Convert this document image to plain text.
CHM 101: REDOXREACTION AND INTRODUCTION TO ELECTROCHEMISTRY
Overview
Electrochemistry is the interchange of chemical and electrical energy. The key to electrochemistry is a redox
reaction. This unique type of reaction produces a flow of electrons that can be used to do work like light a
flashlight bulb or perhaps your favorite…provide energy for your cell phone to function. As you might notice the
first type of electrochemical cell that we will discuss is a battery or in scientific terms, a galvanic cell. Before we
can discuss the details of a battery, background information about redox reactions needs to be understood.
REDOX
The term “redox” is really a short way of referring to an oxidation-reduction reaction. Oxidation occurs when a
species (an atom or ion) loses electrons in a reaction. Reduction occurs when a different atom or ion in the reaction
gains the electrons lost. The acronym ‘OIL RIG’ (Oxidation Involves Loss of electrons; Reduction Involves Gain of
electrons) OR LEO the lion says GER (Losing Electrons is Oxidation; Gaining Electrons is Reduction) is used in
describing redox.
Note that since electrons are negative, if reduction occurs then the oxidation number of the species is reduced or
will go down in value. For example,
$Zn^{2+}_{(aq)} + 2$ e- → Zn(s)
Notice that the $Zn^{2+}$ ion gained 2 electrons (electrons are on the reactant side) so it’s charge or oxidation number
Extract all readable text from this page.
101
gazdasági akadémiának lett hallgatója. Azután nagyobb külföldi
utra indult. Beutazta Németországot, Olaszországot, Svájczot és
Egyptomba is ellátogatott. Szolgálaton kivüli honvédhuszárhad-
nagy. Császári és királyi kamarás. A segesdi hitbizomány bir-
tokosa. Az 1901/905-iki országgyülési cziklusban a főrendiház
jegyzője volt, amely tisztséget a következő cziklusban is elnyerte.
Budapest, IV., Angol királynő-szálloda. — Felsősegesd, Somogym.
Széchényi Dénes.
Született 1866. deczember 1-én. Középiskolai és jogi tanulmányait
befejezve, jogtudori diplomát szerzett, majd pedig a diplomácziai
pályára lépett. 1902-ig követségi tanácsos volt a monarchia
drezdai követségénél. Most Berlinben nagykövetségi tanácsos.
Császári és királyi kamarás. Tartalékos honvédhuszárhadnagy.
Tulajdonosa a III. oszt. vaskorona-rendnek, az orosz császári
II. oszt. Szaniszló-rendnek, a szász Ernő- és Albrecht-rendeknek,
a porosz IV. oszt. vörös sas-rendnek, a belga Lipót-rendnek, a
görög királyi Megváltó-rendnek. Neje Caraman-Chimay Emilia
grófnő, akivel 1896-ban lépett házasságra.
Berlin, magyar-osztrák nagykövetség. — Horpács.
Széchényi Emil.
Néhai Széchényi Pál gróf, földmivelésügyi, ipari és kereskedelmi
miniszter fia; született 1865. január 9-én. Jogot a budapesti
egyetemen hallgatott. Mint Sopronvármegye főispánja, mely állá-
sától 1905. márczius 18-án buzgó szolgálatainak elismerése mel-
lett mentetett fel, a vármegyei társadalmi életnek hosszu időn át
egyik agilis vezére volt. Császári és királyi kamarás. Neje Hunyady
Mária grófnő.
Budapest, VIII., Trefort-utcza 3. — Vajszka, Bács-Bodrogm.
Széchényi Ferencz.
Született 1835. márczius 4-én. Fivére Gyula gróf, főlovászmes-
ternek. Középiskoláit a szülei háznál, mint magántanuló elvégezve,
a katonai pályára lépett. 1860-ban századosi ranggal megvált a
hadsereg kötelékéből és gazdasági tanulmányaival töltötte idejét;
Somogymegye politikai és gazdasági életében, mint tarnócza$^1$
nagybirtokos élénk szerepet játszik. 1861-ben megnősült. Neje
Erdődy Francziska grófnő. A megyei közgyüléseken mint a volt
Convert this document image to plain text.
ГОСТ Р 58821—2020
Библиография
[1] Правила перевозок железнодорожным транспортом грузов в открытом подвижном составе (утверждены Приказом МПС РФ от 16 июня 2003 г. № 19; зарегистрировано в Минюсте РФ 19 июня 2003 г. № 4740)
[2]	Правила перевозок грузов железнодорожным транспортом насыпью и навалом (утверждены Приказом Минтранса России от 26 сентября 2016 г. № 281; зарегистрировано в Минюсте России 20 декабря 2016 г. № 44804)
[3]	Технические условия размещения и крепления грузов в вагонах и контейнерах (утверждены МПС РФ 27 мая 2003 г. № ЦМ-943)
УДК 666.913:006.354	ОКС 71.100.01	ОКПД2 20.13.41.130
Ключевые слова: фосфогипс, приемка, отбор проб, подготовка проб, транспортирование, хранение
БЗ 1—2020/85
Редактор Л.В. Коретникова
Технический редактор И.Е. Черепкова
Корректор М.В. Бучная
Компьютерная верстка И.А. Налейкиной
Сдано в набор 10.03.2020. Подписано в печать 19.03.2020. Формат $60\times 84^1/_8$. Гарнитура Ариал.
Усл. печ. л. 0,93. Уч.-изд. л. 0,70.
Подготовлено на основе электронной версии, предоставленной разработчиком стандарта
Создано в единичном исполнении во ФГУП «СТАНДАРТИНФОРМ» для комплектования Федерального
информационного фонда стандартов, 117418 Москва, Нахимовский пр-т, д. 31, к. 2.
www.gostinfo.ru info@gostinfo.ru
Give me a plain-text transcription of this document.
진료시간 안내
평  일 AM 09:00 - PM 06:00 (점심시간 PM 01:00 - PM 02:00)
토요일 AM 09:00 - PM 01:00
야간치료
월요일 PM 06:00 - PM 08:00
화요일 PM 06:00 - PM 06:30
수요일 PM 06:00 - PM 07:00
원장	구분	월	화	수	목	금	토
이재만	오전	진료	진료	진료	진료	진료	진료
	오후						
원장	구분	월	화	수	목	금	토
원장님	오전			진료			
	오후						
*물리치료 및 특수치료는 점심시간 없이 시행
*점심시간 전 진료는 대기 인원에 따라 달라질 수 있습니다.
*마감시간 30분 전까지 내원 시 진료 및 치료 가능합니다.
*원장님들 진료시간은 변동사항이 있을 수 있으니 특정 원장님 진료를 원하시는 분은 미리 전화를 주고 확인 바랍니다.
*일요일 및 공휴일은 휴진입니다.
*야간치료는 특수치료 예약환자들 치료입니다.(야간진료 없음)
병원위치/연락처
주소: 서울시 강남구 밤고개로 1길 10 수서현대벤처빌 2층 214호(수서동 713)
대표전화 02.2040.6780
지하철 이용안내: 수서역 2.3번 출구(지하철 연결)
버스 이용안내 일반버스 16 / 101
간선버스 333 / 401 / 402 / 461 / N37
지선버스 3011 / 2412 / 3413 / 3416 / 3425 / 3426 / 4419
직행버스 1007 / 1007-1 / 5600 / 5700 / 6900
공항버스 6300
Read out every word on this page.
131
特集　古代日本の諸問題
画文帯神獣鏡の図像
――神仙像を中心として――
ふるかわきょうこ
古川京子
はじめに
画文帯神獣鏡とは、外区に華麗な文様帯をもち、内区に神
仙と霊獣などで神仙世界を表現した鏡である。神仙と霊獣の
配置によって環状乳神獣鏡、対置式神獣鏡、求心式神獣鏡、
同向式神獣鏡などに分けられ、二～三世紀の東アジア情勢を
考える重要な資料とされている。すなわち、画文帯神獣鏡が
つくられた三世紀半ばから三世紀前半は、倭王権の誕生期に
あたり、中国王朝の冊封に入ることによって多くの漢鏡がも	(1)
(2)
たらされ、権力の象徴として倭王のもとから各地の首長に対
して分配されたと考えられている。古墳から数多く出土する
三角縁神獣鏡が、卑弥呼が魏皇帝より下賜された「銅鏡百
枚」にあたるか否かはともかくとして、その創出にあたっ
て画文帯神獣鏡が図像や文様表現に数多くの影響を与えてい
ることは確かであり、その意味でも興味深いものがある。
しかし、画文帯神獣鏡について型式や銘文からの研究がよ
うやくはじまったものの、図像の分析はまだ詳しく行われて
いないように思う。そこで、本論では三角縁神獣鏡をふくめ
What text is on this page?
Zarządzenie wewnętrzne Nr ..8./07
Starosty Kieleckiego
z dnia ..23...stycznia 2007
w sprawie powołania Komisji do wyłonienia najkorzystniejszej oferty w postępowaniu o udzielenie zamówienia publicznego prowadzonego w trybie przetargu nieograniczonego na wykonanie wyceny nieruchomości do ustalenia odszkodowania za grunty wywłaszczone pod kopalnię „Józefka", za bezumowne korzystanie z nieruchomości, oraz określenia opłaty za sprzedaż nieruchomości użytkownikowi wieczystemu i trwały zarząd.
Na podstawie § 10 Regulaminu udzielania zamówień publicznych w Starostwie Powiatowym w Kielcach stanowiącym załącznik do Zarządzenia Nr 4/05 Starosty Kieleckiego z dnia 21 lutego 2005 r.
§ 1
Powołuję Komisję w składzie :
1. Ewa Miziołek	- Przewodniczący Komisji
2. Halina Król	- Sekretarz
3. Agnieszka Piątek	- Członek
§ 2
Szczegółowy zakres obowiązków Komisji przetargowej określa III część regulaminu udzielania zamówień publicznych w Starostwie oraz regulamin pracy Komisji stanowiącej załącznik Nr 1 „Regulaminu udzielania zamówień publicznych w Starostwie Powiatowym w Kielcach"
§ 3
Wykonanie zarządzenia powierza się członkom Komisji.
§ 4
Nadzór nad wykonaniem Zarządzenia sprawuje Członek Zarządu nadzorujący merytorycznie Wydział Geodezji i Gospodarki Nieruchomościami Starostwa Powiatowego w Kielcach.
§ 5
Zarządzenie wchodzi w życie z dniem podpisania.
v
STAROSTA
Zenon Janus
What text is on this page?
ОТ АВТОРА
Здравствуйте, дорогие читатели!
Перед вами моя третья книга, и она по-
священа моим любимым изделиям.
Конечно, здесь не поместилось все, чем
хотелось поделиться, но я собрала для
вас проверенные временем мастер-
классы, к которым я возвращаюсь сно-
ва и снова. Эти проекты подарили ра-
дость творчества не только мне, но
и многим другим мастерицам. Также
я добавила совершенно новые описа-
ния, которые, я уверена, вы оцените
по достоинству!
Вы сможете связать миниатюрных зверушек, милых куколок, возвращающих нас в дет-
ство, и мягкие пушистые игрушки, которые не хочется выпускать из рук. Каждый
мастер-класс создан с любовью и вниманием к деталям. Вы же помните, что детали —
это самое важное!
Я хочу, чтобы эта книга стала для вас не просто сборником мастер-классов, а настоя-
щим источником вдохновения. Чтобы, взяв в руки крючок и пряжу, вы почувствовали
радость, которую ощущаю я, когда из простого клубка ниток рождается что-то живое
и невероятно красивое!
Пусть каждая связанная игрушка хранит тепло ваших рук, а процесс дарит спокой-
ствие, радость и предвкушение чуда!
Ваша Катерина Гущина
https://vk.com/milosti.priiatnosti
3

**EXERCISE BRIEF**
Find the string "Powiatowym" in the records, then copy each line where it occurs.

**TASK RESPONSE**
Na podstawie § 10 Regulaminu udzielania zamówień publicznych w Starostwie Powiatowym w Kielcach stanowiącym załącznik do Zarządzenia Nr 4/05 Starosty Kieleckiego z dnia 21 lutego 2005 r.
Szczegółowy zakres obowiązków Komisji przetargowej określa III część regulaminu udzielania zamówień publicznych w Starostwie oraz regulamin pracy Komisji stanowiącej załącznik Nr 1 „Regulaminu udzielania zamówień publicznych w Starostwie Powiatowym w Kielcach"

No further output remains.